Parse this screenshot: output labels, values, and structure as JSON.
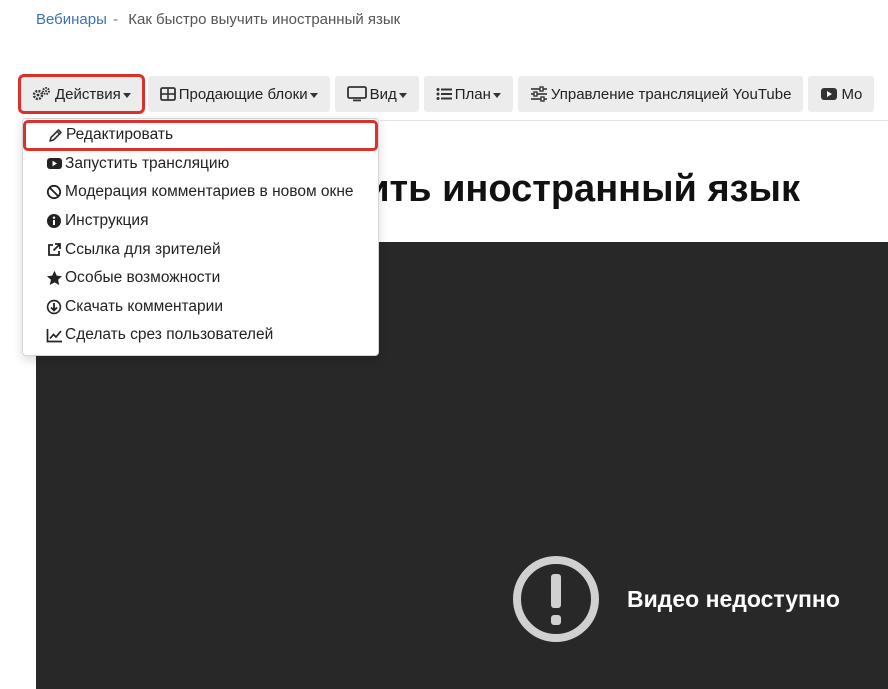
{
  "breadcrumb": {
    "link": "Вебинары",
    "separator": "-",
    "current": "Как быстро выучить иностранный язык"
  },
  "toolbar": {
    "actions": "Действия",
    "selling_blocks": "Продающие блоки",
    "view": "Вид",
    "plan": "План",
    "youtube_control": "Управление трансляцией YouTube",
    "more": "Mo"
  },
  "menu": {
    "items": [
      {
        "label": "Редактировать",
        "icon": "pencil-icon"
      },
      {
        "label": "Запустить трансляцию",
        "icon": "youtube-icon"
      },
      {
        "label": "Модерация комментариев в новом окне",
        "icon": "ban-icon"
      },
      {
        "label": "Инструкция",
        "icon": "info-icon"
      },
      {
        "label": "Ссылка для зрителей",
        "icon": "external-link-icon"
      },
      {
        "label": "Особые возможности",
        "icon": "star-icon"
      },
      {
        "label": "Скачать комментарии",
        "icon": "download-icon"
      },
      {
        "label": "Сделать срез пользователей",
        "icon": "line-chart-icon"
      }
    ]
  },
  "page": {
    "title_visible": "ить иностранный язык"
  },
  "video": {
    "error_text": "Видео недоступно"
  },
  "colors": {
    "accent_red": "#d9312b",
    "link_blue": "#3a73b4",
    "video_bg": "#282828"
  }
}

* PROBLEM STATEMENT
Every record above should be written out again without change, except that the pictures are left out.

* RESULT OF THIS EXERCISE
Parse this screenshot: output labels, values, and structure as JSON.
{
  "breadcrumb": {
    "link": "Вебинары",
    "separator": "-",
    "current": "Как быстро выучить иностранный язык"
  },
  "toolbar": {
    "actions": "Действия",
    "selling_blocks": "Продающие блоки",
    "view": "Вид",
    "plan": "План",
    "youtube_control": "Управление трансляцией YouTube",
    "more": "Mo"
  },
  "menu": {
    "items": [
      {
        "label": "Редактировать",
        "icon": "pencil-icon"
      },
      {
        "label": "Запустить трансляцию",
        "icon": "youtube-icon"
      },
      {
        "label": "Модерация комментариев в новом окне",
        "icon": "ban-icon"
      },
      {
        "label": "Инструкция",
        "icon": "info-icon"
      },
      {
        "label": "Ссылка для зрителей",
        "icon": "external-link-icon"
      },
      {
        "label": "Особые возможности",
        "icon": "star-icon"
      },
      {
        "label": "Скачать комментарии",
        "icon": "download-icon"
      },
      {
        "label": "Сделать срез пользователей",
        "icon": "line-chart-icon"
      }
    ]
  },
  "page": {
    "title_visible": "ить иностранный язык"
  },
  "video": {
    "error_text": "Видео недоступно"
  },
  "colors": {
    "accent_red": "#d9312b",
    "link_blue": "#3a73b4",
    "video_bg": "#282828"
  }
}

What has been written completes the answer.